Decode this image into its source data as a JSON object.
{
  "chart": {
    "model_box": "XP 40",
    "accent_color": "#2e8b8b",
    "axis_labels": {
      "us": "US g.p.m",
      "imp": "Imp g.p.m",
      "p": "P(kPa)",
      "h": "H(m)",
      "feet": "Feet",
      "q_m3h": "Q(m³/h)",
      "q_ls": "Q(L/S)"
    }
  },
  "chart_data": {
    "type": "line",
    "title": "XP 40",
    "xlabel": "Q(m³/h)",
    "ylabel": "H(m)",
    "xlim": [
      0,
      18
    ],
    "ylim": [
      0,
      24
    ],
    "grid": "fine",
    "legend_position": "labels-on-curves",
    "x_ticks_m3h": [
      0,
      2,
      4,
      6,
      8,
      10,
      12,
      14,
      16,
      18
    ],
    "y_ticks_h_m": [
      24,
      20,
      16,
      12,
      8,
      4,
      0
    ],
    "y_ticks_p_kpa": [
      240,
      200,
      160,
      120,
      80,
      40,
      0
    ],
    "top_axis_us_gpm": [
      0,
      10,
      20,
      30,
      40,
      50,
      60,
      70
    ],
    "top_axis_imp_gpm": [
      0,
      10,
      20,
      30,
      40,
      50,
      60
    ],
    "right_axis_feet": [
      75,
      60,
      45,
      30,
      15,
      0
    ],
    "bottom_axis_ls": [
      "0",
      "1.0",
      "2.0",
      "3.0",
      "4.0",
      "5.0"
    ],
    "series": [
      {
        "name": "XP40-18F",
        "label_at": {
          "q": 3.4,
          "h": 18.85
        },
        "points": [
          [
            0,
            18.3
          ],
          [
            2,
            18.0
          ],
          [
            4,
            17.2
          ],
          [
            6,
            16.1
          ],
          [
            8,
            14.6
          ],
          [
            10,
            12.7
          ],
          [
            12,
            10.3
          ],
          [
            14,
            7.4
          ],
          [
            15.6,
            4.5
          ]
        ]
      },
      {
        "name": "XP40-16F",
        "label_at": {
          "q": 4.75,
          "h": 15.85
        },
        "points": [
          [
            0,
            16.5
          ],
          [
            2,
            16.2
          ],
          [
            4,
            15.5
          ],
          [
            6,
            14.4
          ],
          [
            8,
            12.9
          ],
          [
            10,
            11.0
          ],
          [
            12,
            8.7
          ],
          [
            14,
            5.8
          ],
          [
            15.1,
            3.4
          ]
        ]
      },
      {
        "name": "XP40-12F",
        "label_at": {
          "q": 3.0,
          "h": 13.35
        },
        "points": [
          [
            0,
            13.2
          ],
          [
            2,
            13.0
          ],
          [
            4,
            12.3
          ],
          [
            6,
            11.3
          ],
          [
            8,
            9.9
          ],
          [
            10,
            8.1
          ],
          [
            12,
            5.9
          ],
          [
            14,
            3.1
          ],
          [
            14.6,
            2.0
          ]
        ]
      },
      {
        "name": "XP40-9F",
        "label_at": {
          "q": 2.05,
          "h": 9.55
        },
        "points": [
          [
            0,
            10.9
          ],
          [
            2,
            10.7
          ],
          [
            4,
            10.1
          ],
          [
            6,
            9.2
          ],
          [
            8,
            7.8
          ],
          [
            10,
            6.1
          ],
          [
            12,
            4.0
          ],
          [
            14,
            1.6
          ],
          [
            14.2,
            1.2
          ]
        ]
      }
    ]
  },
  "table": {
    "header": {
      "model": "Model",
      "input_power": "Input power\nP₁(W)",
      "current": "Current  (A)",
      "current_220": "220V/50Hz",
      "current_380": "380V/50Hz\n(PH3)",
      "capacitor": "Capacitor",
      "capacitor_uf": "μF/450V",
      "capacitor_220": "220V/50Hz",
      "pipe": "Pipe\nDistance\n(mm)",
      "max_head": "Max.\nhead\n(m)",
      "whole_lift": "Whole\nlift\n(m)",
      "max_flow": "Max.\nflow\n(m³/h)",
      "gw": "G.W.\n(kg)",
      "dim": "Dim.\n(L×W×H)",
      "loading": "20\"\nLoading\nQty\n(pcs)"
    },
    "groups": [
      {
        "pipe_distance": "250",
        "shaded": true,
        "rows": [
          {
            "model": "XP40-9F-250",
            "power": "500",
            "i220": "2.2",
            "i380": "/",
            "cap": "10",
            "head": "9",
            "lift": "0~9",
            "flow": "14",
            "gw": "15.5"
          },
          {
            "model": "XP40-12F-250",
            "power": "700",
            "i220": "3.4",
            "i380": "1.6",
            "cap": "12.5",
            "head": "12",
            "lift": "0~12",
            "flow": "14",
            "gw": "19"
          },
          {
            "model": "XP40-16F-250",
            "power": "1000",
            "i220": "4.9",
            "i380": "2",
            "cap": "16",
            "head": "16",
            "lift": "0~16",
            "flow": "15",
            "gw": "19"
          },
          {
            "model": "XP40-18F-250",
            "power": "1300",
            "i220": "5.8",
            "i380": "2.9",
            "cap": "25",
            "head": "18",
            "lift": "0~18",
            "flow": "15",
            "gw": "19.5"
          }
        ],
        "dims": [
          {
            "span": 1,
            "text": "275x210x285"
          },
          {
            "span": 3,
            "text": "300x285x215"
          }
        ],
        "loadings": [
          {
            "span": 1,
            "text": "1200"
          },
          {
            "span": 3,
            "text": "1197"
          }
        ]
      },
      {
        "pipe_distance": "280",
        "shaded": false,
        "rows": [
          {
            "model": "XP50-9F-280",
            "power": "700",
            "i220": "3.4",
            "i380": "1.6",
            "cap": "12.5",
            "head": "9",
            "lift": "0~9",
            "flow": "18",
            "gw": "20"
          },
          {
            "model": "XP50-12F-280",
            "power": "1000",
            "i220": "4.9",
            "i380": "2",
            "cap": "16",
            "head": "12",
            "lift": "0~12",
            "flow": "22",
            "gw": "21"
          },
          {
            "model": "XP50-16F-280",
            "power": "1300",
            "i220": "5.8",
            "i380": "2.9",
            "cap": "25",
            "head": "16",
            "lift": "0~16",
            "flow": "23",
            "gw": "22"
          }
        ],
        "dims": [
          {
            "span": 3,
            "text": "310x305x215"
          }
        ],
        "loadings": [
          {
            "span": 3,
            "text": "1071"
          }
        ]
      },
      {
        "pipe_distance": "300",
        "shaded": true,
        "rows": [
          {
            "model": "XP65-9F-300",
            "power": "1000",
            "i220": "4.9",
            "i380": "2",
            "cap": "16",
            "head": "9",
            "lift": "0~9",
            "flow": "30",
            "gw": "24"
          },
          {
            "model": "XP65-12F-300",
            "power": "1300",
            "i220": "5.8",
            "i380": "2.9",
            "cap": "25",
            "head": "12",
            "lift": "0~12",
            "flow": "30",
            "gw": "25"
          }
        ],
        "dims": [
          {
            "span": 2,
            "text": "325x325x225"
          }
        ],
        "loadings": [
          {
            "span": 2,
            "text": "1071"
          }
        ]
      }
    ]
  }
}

THE EXERCISE.
Word for word, extract all the records.

OUTPUT.
Decode this image into its source data as a JSON object.
{
  "chart": {
    "model_box": "XP 40",
    "accent_color": "#2e8b8b",
    "axis_labels": {
      "us": "US g.p.m",
      "imp": "Imp g.p.m",
      "p": "P(kPa)",
      "h": "H(m)",
      "feet": "Feet",
      "q_m3h": "Q(m³/h)",
      "q_ls": "Q(L/S)"
    }
  },
  "chart_data": {
    "type": "line",
    "title": "XP 40",
    "xlabel": "Q(m³/h)",
    "ylabel": "H(m)",
    "xlim": [
      0,
      18
    ],
    "ylim": [
      0,
      24
    ],
    "grid": "fine",
    "legend_position": "labels-on-curves",
    "x_ticks_m3h": [
      0,
      2,
      4,
      6,
      8,
      10,
      12,
      14,
      16,
      18
    ],
    "y_ticks_h_m": [
      24,
      20,
      16,
      12,
      8,
      4,
      0
    ],
    "y_ticks_p_kpa": [
      240,
      200,
      160,
      120,
      80,
      40,
      0
    ],
    "top_axis_us_gpm": [
      0,
      10,
      20,
      30,
      40,
      50,
      60,
      70
    ],
    "top_axis_imp_gpm": [
      0,
      10,
      20,
      30,
      40,
      50,
      60
    ],
    "right_axis_feet": [
      75,
      60,
      45,
      30,
      15,
      0
    ],
    "bottom_axis_ls": [
      "0",
      "1.0",
      "2.0",
      "3.0",
      "4.0",
      "5.0"
    ],
    "series": [
      {
        "name": "XP40-18F",
        "label_at": {
          "q": 3.4,
          "h": 18.85
        },
        "points": [
          [
            0,
            18.3
          ],
          [
            2,
            18.0
          ],
          [
            4,
            17.2
          ],
          [
            6,
            16.1
          ],
          [
            8,
            14.6
          ],
          [
            10,
            12.7
          ],
          [
            12,
            10.3
          ],
          [
            14,
            7.4
          ],
          [
            15.6,
            4.5
          ]
        ]
      },
      {
        "name": "XP40-16F",
        "label_at": {
          "q": 4.75,
          "h": 15.85
        },
        "points": [
          [
            0,
            16.5
          ],
          [
            2,
            16.2
          ],
          [
            4,
            15.5
          ],
          [
            6,
            14.4
          ],
          [
            8,
            12.9
          ],
          [
            10,
            11.0
          ],
          [
            12,
            8.7
          ],
          [
            14,
            5.8
          ],
          [
            15.1,
            3.4
          ]
        ]
      },
      {
        "name": "XP40-12F",
        "label_at": {
          "q": 3.0,
          "h": 13.35
        },
        "points": [
          [
            0,
            13.2
          ],
          [
            2,
            13.0
          ],
          [
            4,
            12.3
          ],
          [
            6,
            11.3
          ],
          [
            8,
            9.9
          ],
          [
            10,
            8.1
          ],
          [
            12,
            5.9
          ],
          [
            14,
            3.1
          ],
          [
            14.6,
            2.0
          ]
        ]
      },
      {
        "name": "XP40-9F",
        "label_at": {
          "q": 2.05,
          "h": 9.55
        },
        "points": [
          [
            0,
            10.9
          ],
          [
            2,
            10.7
          ],
          [
            4,
            10.1
          ],
          [
            6,
            9.2
          ],
          [
            8,
            7.8
          ],
          [
            10,
            6.1
          ],
          [
            12,
            4.0
          ],
          [
            14,
            1.6
          ],
          [
            14.2,
            1.2
          ]
        ]
      }
    ]
  },
  "table": {
    "header": {
      "model": "Model",
      "input_power": "Input power\nP₁(W)",
      "current": "Current  (A)",
      "current_220": "220V/50Hz",
      "current_380": "380V/50Hz\n(PH3)",
      "capacitor": "Capacitor",
      "capacitor_uf": "μF/450V",
      "capacitor_220": "220V/50Hz",
      "pipe": "Pipe\nDistance\n(mm)",
      "max_head": "Max.\nhead\n(m)",
      "whole_lift": "Whole\nlift\n(m)",
      "max_flow": "Max.\nflow\n(m³/h)",
      "gw": "G.W.\n(kg)",
      "dim": "Dim.\n(L×W×H)",
      "loading": "20\"\nLoading\nQty\n(pcs)"
    },
    "groups": [
      {
        "pipe_distance": "250",
        "shaded": true,
        "rows": [
          {
            "model": "XP40-9F-250",
            "power": "500",
            "i220": "2.2",
            "i380": "/",
            "cap": "10",
            "head": "9",
            "lift": "0~9",
            "flow": "14",
            "gw": "15.5"
          },
          {
            "model": "XP40-12F-250",
            "power": "700",
            "i220": "3.4",
            "i380": "1.6",
            "cap": "12.5",
            "head": "12",
            "lift": "0~12",
            "flow": "14",
            "gw": "19"
          },
          {
            "model": "XP40-16F-250",
            "power": "1000",
            "i220": "4.9",
            "i380": "2",
            "cap": "16",
            "head": "16",
            "lift": "0~16",
            "flow": "15",
            "gw": "19"
          },
          {
            "model": "XP40-18F-250",
            "power": "1300",
            "i220": "5.8",
            "i380": "2.9",
            "cap": "25",
            "head": "18",
            "lift": "0~18",
            "flow": "15",
            "gw": "19.5"
          }
        ],
        "dims": [
          {
            "span": 1,
            "text": "275x210x285"
          },
          {
            "span": 3,
            "text": "300x285x215"
          }
        ],
        "loadings": [
          {
            "span": 1,
            "text": "1200"
          },
          {
            "span": 3,
            "text": "1197"
          }
        ]
      },
      {
        "pipe_distance": "280",
        "shaded": false,
        "rows": [
          {
            "model": "XP50-9F-280",
            "power": "700",
            "i220": "3.4",
            "i380": "1.6",
            "cap": "12.5",
            "head": "9",
            "lift": "0~9",
            "flow": "18",
            "gw": "20"
          },
          {
            "model": "XP50-12F-280",
            "power": "1000",
            "i220": "4.9",
            "i380": "2",
            "cap": "16",
            "head": "12",
            "lift": "0~12",
            "flow": "22",
            "gw": "21"
          },
          {
            "model": "XP50-16F-280",
            "power": "1300",
            "i220": "5.8",
            "i380": "2.9",
            "cap": "25",
            "head": "16",
            "lift": "0~16",
            "flow": "23",
            "gw": "22"
          }
        ],
        "dims": [
          {
            "span": 3,
            "text": "310x305x215"
          }
        ],
        "loadings": [
          {
            "span": 3,
            "text": "1071"
          }
        ]
      },
      {
        "pipe_distance": "300",
        "shaded": true,
        "rows": [
          {
            "model": "XP65-9F-300",
            "power": "1000",
            "i220": "4.9",
            "i380": "2",
            "cap": "16",
            "head": "9",
            "lift": "0~9",
            "flow": "30",
            "gw": "24"
          },
          {
            "model": "XP65-12F-300",
            "power": "1300",
            "i220": "5.8",
            "i380": "2.9",
            "cap": "25",
            "head": "12",
            "lift": "0~12",
            "flow": "30",
            "gw": "25"
          }
        ],
        "dims": [
          {
            "span": 2,
            "text": "325x325x225"
          }
        ],
        "loadings": [
          {
            "span": 2,
            "text": "1071"
          }
        ]
      }
    ]
  }
}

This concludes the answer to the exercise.